> [Provided passage]
-------------------------

Our arcade was a 7-Eleven across the street from my high school. Double Dragon and Out Run. (Gawd, that music never left my brain. Ditto the "Airwolf" theme from the C64 game.)

We all clustered around those two games watching the champions make their magic. Eventually the store managers put up signs limiting us to three spectators to a game.
posted by evilcolonel at 5:35 PM on February 27, 2009


(For your edification.)
posted by evilcolonel at 5:36 PM on February 27, 2009


In Montreal, where I grew up, for some reason you had to be 18 years old to get into an arcade.

Not true! At least not universally. There was at least one arcade in Dollard-Des-Ormeaux we used to frequent as kids. Nothing seedy or illegal about going in as a kid.


Maybe you did not grow up when I grew up.

I believe the law changed in 1985, when the supreme court ruled it unconstitutional.
posted by ManInSuit at 7:30 PM on February 27, 2009


"I was also FASCINATED by the vector games like Tempest ("Watch for spikes!"), but was simply horrible at them. Those ate my quarters right away ...was there one called Kix?"

Qix, actually. There was one in the arcade where I worked. Not a lot of people played it, but the ones that did were fanatical about it.
posted by mr_crash_davis mark II: Jazz Odyssey at 8:24 PM on February 27, 2009


limeswirltart: It was Qix. I hated that game, but often at the convenience store it was either play that or hope to get a turn at Crazy Kong before I had to get my butt back on the banana seat and pedal home. Because the quarters just had to be spent, they went into the Qix machine. Tempest, on the other hand, was a vector game I really did enjoy and would choose to play on weekends when there was time to ride to the real arcade.

Also, Intruder alert! Intruder alert! is etched permanently into my memory from visits to the arcade.
posted by Balonious Assault at 8:26 PM on February 27, 2009


D'oh!
posted by Balonious Assault at 8:26 PM on February 27, 2009


This is a serious memory lane thread for me. I played Pong when quite young, heard stories about Space Invaders from an adult relative who had witnessed it somewhere, then finally found and tried the games of this era, the early games: Lunar Lander, Asteroids, and Galaxian. Centipede, Missile Command, Berzerk, and Frogger. The classics. Phoenix, Scramble, Sea Wolf, Venture, and Vanguard. Wizard of Wor has been mentioned; remember Gorf? Crazy Climber? I particularly loved Q*bert in its time, and how I remember the early days of Dragon's Lair, another favorite.

As for the arcades themselves I do remember the rows of quarters (I always felt let down by tokens, even when they were five for a dollar) and the cigarette burns on the machines. The bigger kids crowded around together, the staff at the desk or wandering around with a change belt (I longed for one of these quarter dispensers). I went to Dream Machine, in Amherst, Massachusetts, and later Thee Arcade, in Pittsfield. And oh, the individual cocktail games in pizza places while you waited for your food. I had at least one birthday party at an arcade, and remember a Christmas bejeweled by quarters.

-------------------------

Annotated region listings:
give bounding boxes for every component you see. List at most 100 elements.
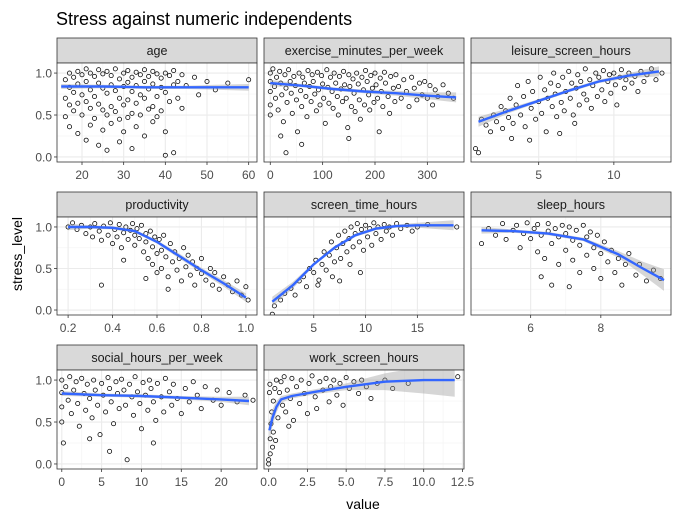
data-point — [309, 72, 315, 78]
data-point — [121, 257, 127, 263]
data-point — [493, 232, 499, 238]
data-point — [216, 286, 222, 292]
data-point — [363, 222, 369, 228]
data-point — [83, 407, 89, 413]
data-point — [361, 247, 366, 253]
data-point — [90, 234, 96, 240]
data-point — [117, 76, 122, 82]
data-point — [365, 234, 371, 240]
x-tick-label: 40 — [159, 168, 173, 182]
data-point — [125, 97, 131, 103]
data-point — [498, 104, 504, 110]
x-tick-label: 15 — [411, 321, 425, 335]
data-point — [298, 377, 304, 383]
data-point — [62, 77, 68, 83]
data-point — [154, 114, 160, 120]
data-point — [71, 89, 77, 95]
data-point — [142, 95, 147, 101]
data-point — [500, 221, 506, 227]
data-point — [104, 112, 110, 118]
facet-strip — [56, 37, 258, 64]
data-point — [375, 95, 381, 101]
data-point — [369, 242, 375, 248]
data-point — [127, 381, 132, 387]
data-point — [335, 112, 341, 118]
data-point — [99, 380, 105, 386]
data-point — [121, 102, 127, 108]
facet-strip-label: age — [147, 44, 168, 58]
data-point — [294, 384, 300, 390]
panel-border — [470, 62, 672, 163]
data-point — [648, 66, 654, 72]
data-point — [121, 230, 127, 236]
panel-border — [263, 62, 465, 163]
data-point — [368, 73, 374, 79]
y-tick-label: 1.0 — [35, 374, 52, 388]
x-tick-label: 10 — [607, 168, 621, 182]
smooth-line — [478, 70, 660, 123]
data-point — [267, 102, 273, 108]
data-point — [92, 115, 97, 121]
data-point — [145, 256, 151, 262]
data-point — [308, 99, 314, 105]
data-point — [154, 380, 160, 386]
data-point — [145, 407, 151, 413]
data-point — [136, 236, 142, 242]
data-point — [290, 417, 296, 423]
data-point — [170, 259, 176, 265]
data-point — [130, 221, 136, 227]
data-point — [354, 221, 360, 227]
data-point — [385, 94, 391, 100]
data-point — [154, 251, 160, 257]
data-point — [96, 67, 102, 73]
data-point — [409, 74, 415, 80]
data-point — [313, 108, 319, 114]
data-point — [531, 226, 537, 232]
data-point — [267, 381, 273, 387]
data-point — [150, 399, 156, 405]
data-point — [186, 399, 192, 405]
y-tick-label: 0.0 — [35, 457, 52, 471]
data-point — [593, 70, 599, 76]
data-point — [296, 70, 302, 76]
data-point — [169, 402, 175, 408]
panel-marks — [65, 220, 251, 303]
data-point — [566, 224, 572, 230]
data-point — [514, 222, 520, 228]
data-point — [566, 68, 572, 74]
data-point — [218, 402, 224, 408]
data-point — [503, 236, 509, 242]
data-point — [352, 109, 358, 115]
data-point — [75, 401, 81, 407]
data-point — [87, 436, 93, 442]
facet-strip — [263, 344, 465, 371]
data-point — [345, 125, 351, 131]
data-point — [383, 228, 389, 234]
data-point — [83, 231, 89, 237]
x-tick-label: 10 — [135, 475, 149, 489]
data-point — [594, 94, 600, 100]
data-point — [312, 91, 318, 97]
y-tick-label: 0.5 — [35, 109, 52, 123]
data-point — [292, 292, 298, 298]
data-point — [141, 249, 147, 255]
data-point — [167, 73, 172, 79]
facet-panel-exercise_minutes_per_week: exercise_minutes_per_week 0 100 200 300 — [263, 37, 465, 182]
data-point — [183, 264, 189, 270]
data-point — [245, 297, 251, 303]
data-point — [506, 115, 512, 121]
data-point — [373, 82, 379, 88]
y-tick-label: 0.0 — [35, 150, 52, 164]
data-point — [137, 92, 143, 98]
data-point — [517, 245, 523, 251]
x-tick-label: 60 — [242, 168, 256, 182]
data-point — [542, 256, 548, 262]
data-point — [494, 119, 500, 125]
data-point — [62, 95, 68, 101]
data-point — [87, 396, 93, 402]
panel-marks — [59, 374, 256, 463]
data-point — [165, 286, 171, 292]
data-point — [591, 266, 597, 271]
data-point — [300, 74, 306, 80]
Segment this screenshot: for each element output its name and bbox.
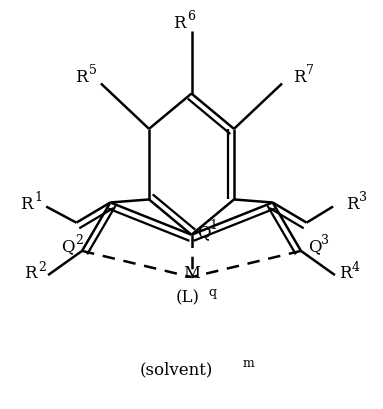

-------------------------

> [What you need to do]
• A. In the thread about arcades, what did the 7-Eleven store managers do about the crowds watching the games?
• B. In the entries, write out the lines unchanged, starting at the line with "data-point — [309, 72, 315, 78]" and running up to and including the line with "panel-border — [263, 62, 465, 163]".

> [Task-by-task results]
• A. They put up signs limiting spectators to three per game.

• B.
data-point — [309, 72, 315, 78]
data-point — [121, 257, 127, 263]
data-point — [493, 232, 499, 238]
data-point — [216, 286, 222, 292]
data-point — [363, 222, 369, 228]
data-point — [83, 407, 89, 413]
data-point — [361, 247, 366, 253]
data-point — [90, 234, 96, 240]
data-point — [117, 76, 122, 82]
data-point — [365, 234, 371, 240]
x-tick-label: 40 — [159, 168, 173, 182]
data-point — [125, 97, 131, 103]
data-point — [498, 104, 504, 110]
x-tick-label: 15 — [411, 321, 425, 335]
data-point — [298, 377, 304, 383]
data-point — [62, 77, 68, 83]
data-point — [154, 114, 160, 120]
data-point — [71, 89, 77, 95]
data-point — [142, 95, 147, 101]
data-point — [500, 221, 506, 227]
data-point — [104, 112, 110, 118]
facet-strip — [56, 37, 258, 64]
data-point — [375, 95, 381, 101]
data-point — [369, 242, 375, 248]
data-point — [127, 381, 132, 387]
data-point — [335, 112, 341, 118]
data-point — [99, 380, 105, 386]
data-point — [121, 102, 127, 108]
facet-strip-label: age — [147, 44, 168, 58]
data-point — [294, 384, 300, 390]
panel-border — [470, 62, 672, 163]
data-point — [648, 66, 654, 72]
data-point — [121, 230, 127, 236]
panel-border — [263, 62, 465, 163]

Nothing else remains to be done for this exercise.